*Task*
In the data below, find the line with "Transcribe this image's" and output it along with every later line, exactly, but not the pictures.

::: Supplied material

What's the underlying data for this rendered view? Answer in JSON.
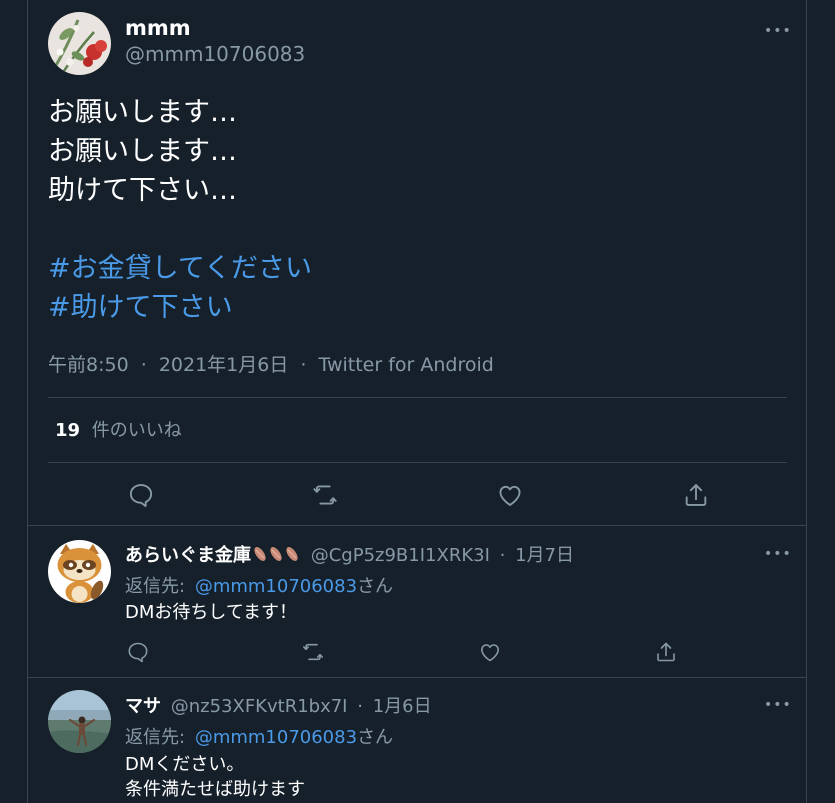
{
  "main_tweet": {
    "name": "mmm",
    "handle": "@mmm10706083",
    "body_lines": [
      "お願いします…",
      "お願いします…",
      "助けて下さい…"
    ],
    "hashtags": [
      "#お金貸してください",
      "#助けて下さい"
    ],
    "time": "午前8:50",
    "separator": "·",
    "date": "2021年1月6日",
    "via": "Twitter for Android",
    "likes_count": "19",
    "likes_label": "件のいいね",
    "more_label": "•••"
  },
  "replies": [
    {
      "name": "あらいぐま金庫",
      "name_emoji": [
        "sausage-emoji",
        "sausage-emoji",
        "sausage-emoji"
      ],
      "handle": "@CgP5z9B1I1XRK3I",
      "separator": "·",
      "date": "1月7日",
      "reply_to_prefix": "返信先:",
      "reply_to_mention": "@mmm10706083",
      "reply_to_suffix": "さん",
      "text_lines": [
        "DMお待ちしてます！"
      ],
      "more_label": "•••"
    },
    {
      "name": "マサ",
      "handle": "@nz53XFKvtR1bx7I",
      "separator": "·",
      "date": "1月6日",
      "reply_to_prefix": "返信先:",
      "reply_to_mention": "@mmm10706083",
      "reply_to_suffix": "さん",
      "text_lines": [
        "DMください。",
        "条件満たせば助けます"
      ],
      "more_label": "•••"
    }
  ],
  "icons": {
    "reply": "reply-icon",
    "retweet": "retweet-icon",
    "like": "heart-icon",
    "share": "share-icon",
    "more": "more-icon"
  },
  "colors": {
    "background": "#15202b",
    "border": "#38444d",
    "secondary_text": "#8899a6",
    "link": "#4a9ae8",
    "primary_text": "#ffffff"
  }
}
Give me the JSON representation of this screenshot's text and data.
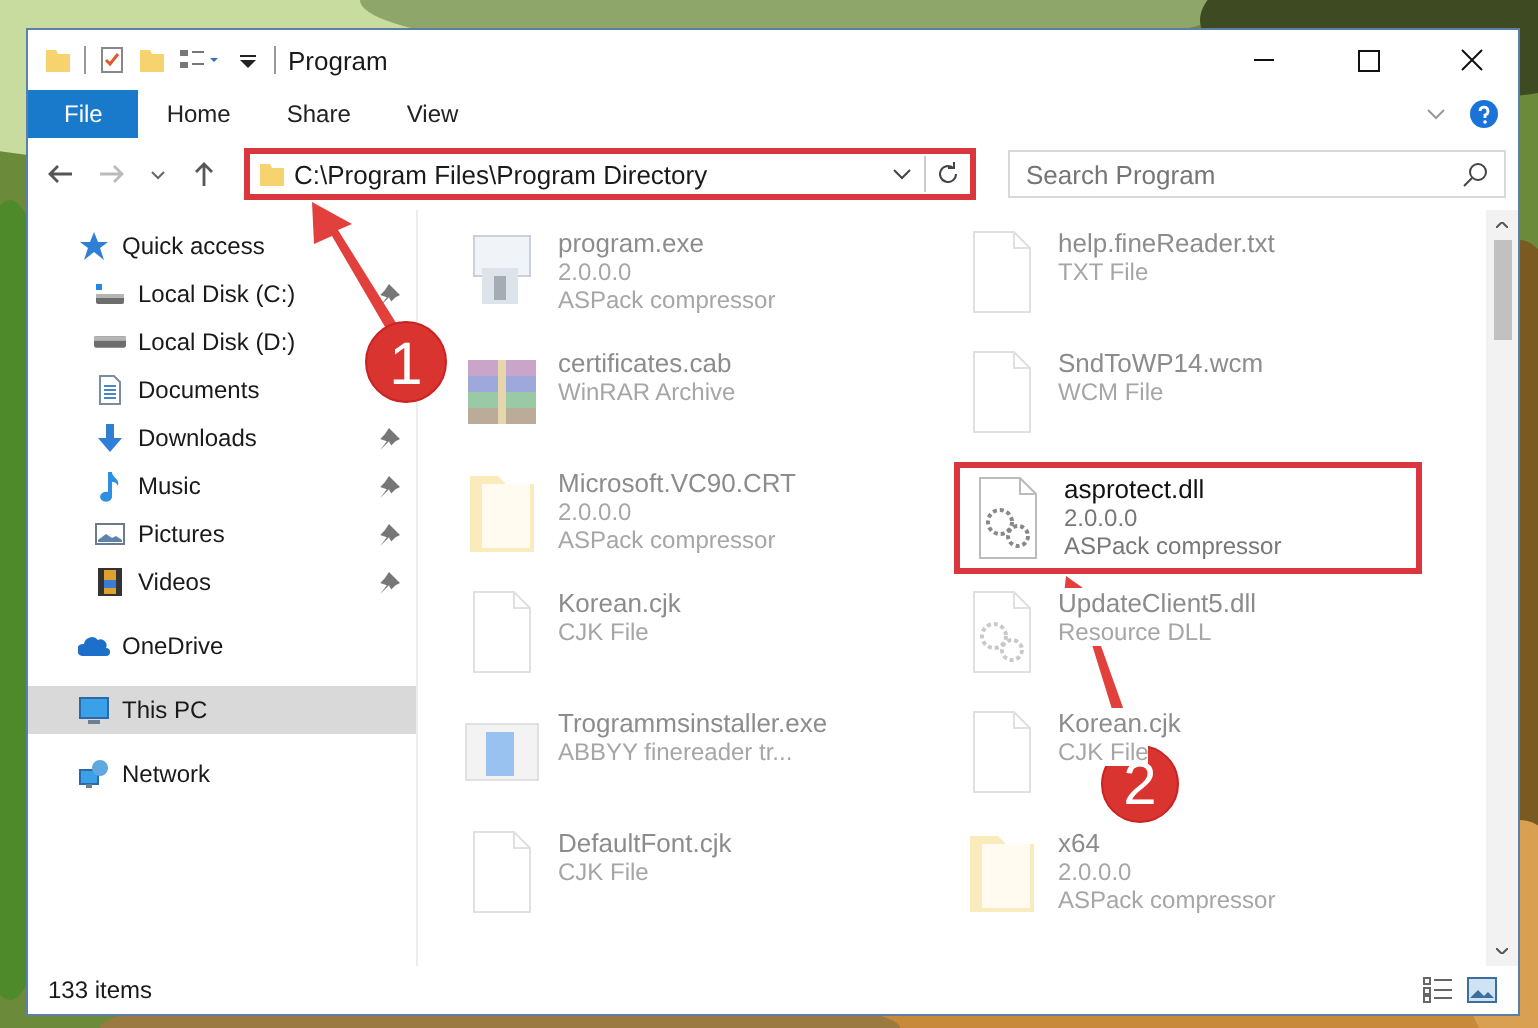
{
  "window": {
    "title": "Program"
  },
  "ribbon": {
    "tabs": [
      {
        "label": "File",
        "selected": true
      },
      {
        "label": "Home",
        "selected": false
      },
      {
        "label": "Share",
        "selected": false
      },
      {
        "label": "View",
        "selected": false
      }
    ]
  },
  "address_bar": {
    "path": "C:\\Program Files\\Program Directory",
    "highlighted": true
  },
  "search": {
    "placeholder": "Search Program"
  },
  "sidebar": {
    "items": [
      {
        "label": "Quick access",
        "kind": "star",
        "selected": false,
        "children": [
          {
            "label": "Local Disk (C:)",
            "kind": "disk-c",
            "pinned": true
          },
          {
            "label": "Local Disk (D:)",
            "kind": "disk",
            "pinned": false
          },
          {
            "label": "Documents",
            "kind": "documents",
            "pinned": false
          },
          {
            "label": "Downloads",
            "kind": "downloads",
            "pinned": true
          },
          {
            "label": "Music",
            "kind": "music",
            "pinned": true
          },
          {
            "label": "Pictures",
            "kind": "pictures",
            "pinned": true
          },
          {
            "label": "Videos",
            "kind": "videos",
            "pinned": true
          }
        ]
      },
      {
        "label": "OneDrive",
        "kind": "cloud",
        "selected": false
      },
      {
        "label": "This PC",
        "kind": "pc",
        "selected": true
      },
      {
        "label": "Network",
        "kind": "network",
        "selected": false
      }
    ]
  },
  "files": [
    {
      "name": "program.exe",
      "details": [
        "2.0.0.0",
        "ASPack compressor"
      ],
      "kind": "exe",
      "faded": true,
      "highlighted": false
    },
    {
      "name": "help.fineReader.txt",
      "details": [
        "TXT File"
      ],
      "kind": "file",
      "faded": true,
      "highlighted": false
    },
    {
      "name": "certificates.cab",
      "details": [
        "WinRAR Archive"
      ],
      "kind": "archive",
      "faded": true,
      "highlighted": false
    },
    {
      "name": "SndToWP14.wcm",
      "details": [
        "WCM File"
      ],
      "kind": "file",
      "faded": true,
      "highlighted": false
    },
    {
      "name": "Microsoft.VC90.CRT",
      "details": [
        "2.0.0.0",
        "ASPack compressor"
      ],
      "kind": "folder",
      "faded": true,
      "highlighted": false
    },
    {
      "name": "asprotect.dll",
      "details": [
        "2.0.0.0",
        "ASPack compressor"
      ],
      "kind": "dll",
      "faded": false,
      "highlighted": true
    },
    {
      "name": "Korean.cjk",
      "details": [
        "CJK File"
      ],
      "kind": "file",
      "faded": true,
      "highlighted": false
    },
    {
      "name": "UpdateClient5.dll",
      "details": [
        "Resource DLL"
      ],
      "kind": "dll",
      "faded": true,
      "highlighted": false
    },
    {
      "name": "Trogrammsinstaller.exe",
      "details": [
        "ABBYY finereader tr..."
      ],
      "kind": "installer",
      "faded": true,
      "highlighted": false
    },
    {
      "name": "Korean.cjk",
      "details": [
        "CJK File"
      ],
      "kind": "file",
      "faded": true,
      "highlighted": false
    },
    {
      "name": "DefaultFont.cjk",
      "details": [
        "CJK File"
      ],
      "kind": "file",
      "faded": true,
      "highlighted": false
    },
    {
      "name": "x64",
      "details": [
        "2.0.0.0",
        "ASPack compressor"
      ],
      "kind": "folder",
      "faded": true,
      "highlighted": false
    }
  ],
  "annotations": [
    {
      "label": "1"
    },
    {
      "label": "2"
    }
  ],
  "status_bar": {
    "count": "133 items"
  }
}
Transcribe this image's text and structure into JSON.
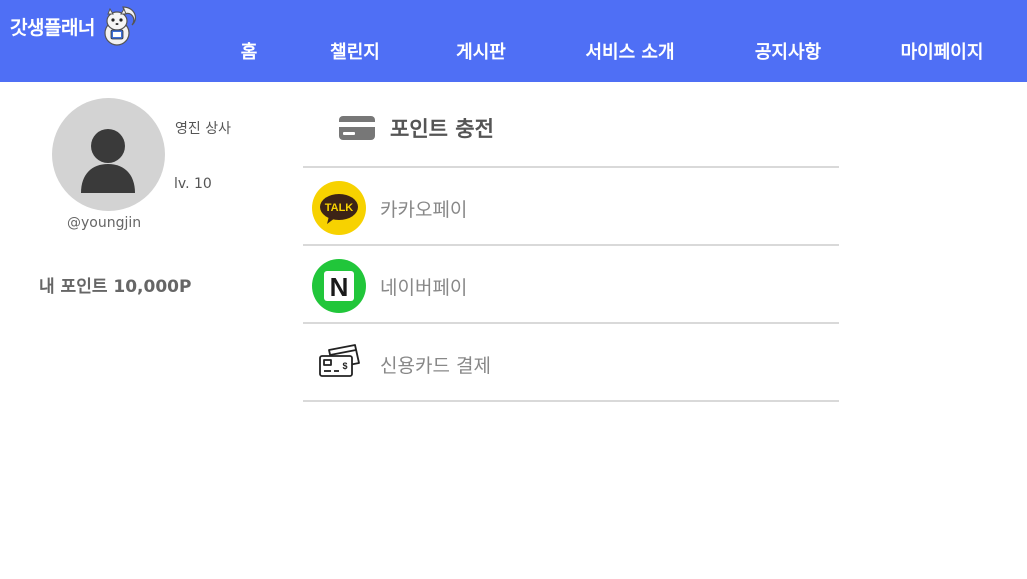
{
  "app": {
    "logo_text": "갓생플래너"
  },
  "nav": {
    "items": [
      {
        "label": "홈"
      },
      {
        "label": "챌린지"
      },
      {
        "label": "게시판"
      },
      {
        "label": "서비스 소개"
      },
      {
        "label": "공지사항"
      },
      {
        "label": "마이페이지"
      }
    ]
  },
  "profile": {
    "name": "영진 상사",
    "level": "lv. 10",
    "handle": "@youngjin",
    "points": "내 포인트 10,000P"
  },
  "charge": {
    "title": "포인트 충전",
    "icon": "credit-card-icon",
    "options": [
      {
        "label": "카카오페이",
        "icon": "kakaotalk-icon",
        "icon_text": "TALK"
      },
      {
        "label": "네이버페이",
        "icon": "naver-icon",
        "icon_text": "N"
      },
      {
        "label": "신용카드 결제",
        "icon": "credit-cards-icon"
      }
    ]
  },
  "colors": {
    "header": "#4f6ff5",
    "kakao": "#f7d200",
    "naver": "#21c63a",
    "divider": "#d9d9d9"
  }
}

::::::

*Exercise answer*
Transcribe this image's text and structure into JSON.
{
  "app": {
    "logo_text": "갓생플래너"
  },
  "nav": {
    "items": [
      {
        "label": "홈"
      },
      {
        "label": "챌린지"
      },
      {
        "label": "게시판"
      },
      {
        "label": "서비스 소개"
      },
      {
        "label": "공지사항"
      },
      {
        "label": "마이페이지"
      }
    ]
  },
  "profile": {
    "name": "영진 상사",
    "level": "lv. 10",
    "handle": "@youngjin",
    "points": "내 포인트 10,000P"
  },
  "charge": {
    "title": "포인트 충전",
    "icon": "credit-card-icon",
    "options": [
      {
        "label": "카카오페이",
        "icon": "kakaotalk-icon",
        "icon_text": "TALK"
      },
      {
        "label": "네이버페이",
        "icon": "naver-icon",
        "icon_text": "N"
      },
      {
        "label": "신용카드 결제",
        "icon": "credit-cards-icon"
      }
    ]
  },
  "colors": {
    "header": "#4f6ff5",
    "kakao": "#f7d200",
    "naver": "#21c63a",
    "divider": "#d9d9d9"
  }
}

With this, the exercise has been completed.